• [Dataset records]
»»
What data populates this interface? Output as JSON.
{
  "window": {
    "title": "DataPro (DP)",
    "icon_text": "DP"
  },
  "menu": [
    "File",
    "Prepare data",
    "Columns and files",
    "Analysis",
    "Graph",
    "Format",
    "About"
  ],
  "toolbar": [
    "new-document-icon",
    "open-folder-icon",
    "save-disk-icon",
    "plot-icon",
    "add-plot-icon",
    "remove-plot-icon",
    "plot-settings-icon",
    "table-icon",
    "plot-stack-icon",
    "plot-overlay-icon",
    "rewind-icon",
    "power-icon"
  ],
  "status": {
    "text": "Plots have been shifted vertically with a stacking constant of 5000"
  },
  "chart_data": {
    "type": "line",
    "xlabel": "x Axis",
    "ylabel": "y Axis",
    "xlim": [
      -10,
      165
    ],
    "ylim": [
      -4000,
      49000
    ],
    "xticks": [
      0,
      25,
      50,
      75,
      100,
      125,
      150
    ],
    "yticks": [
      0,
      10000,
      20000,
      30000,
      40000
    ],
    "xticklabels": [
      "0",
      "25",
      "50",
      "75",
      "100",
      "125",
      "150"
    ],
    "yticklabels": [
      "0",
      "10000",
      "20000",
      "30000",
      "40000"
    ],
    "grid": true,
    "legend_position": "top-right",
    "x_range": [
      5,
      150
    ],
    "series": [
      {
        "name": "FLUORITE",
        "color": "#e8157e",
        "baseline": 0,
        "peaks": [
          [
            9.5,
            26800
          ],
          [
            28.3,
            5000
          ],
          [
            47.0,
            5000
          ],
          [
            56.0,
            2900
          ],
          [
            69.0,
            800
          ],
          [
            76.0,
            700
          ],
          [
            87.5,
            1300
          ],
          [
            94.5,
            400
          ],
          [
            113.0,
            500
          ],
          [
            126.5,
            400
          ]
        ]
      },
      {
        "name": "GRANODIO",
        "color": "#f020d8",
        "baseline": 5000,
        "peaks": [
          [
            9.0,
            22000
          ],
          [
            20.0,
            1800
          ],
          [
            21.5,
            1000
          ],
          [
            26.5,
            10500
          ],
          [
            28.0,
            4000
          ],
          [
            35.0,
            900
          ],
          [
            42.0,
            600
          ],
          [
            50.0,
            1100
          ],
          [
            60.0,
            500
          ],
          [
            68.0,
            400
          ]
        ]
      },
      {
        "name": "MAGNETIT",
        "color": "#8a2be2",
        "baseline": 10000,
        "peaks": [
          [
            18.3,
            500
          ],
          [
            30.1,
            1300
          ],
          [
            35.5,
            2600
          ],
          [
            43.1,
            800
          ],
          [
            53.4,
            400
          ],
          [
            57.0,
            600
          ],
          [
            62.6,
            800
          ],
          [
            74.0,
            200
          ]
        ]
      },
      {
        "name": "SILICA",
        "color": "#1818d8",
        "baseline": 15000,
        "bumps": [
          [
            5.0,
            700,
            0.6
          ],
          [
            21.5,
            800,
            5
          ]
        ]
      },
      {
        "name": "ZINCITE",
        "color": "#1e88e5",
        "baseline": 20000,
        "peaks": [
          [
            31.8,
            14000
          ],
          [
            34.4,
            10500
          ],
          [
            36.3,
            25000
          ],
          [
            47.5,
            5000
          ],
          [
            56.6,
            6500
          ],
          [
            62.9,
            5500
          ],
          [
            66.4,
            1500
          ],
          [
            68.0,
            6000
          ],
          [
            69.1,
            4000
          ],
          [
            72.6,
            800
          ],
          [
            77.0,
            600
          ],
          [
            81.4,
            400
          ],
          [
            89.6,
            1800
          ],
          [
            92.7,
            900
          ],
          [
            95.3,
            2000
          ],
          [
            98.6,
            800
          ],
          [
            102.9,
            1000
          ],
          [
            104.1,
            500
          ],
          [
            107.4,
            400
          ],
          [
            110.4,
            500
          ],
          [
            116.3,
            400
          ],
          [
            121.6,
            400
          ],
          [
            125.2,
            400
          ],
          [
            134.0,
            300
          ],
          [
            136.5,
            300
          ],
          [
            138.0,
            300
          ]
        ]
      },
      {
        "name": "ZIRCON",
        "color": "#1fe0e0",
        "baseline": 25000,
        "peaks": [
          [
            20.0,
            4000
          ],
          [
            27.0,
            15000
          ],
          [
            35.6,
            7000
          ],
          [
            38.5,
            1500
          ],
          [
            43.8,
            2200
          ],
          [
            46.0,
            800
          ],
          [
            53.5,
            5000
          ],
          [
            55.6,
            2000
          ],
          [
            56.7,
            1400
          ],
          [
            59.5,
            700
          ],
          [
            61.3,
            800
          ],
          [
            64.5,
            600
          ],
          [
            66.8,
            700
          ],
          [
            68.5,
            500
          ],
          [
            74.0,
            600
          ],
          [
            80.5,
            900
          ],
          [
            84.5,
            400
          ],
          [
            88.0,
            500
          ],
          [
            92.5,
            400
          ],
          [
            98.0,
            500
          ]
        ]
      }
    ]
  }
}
««
• [Task goal] Copy all lines from the material that contain "color".

• [Solution to this problem]
        "color": "#e8157e",
        "color": "#f020d8",
        "color": "#8a2be2",
        "color": "#1818d8",
        "color": "#1e88e5",
        "color": "#1fe0e0",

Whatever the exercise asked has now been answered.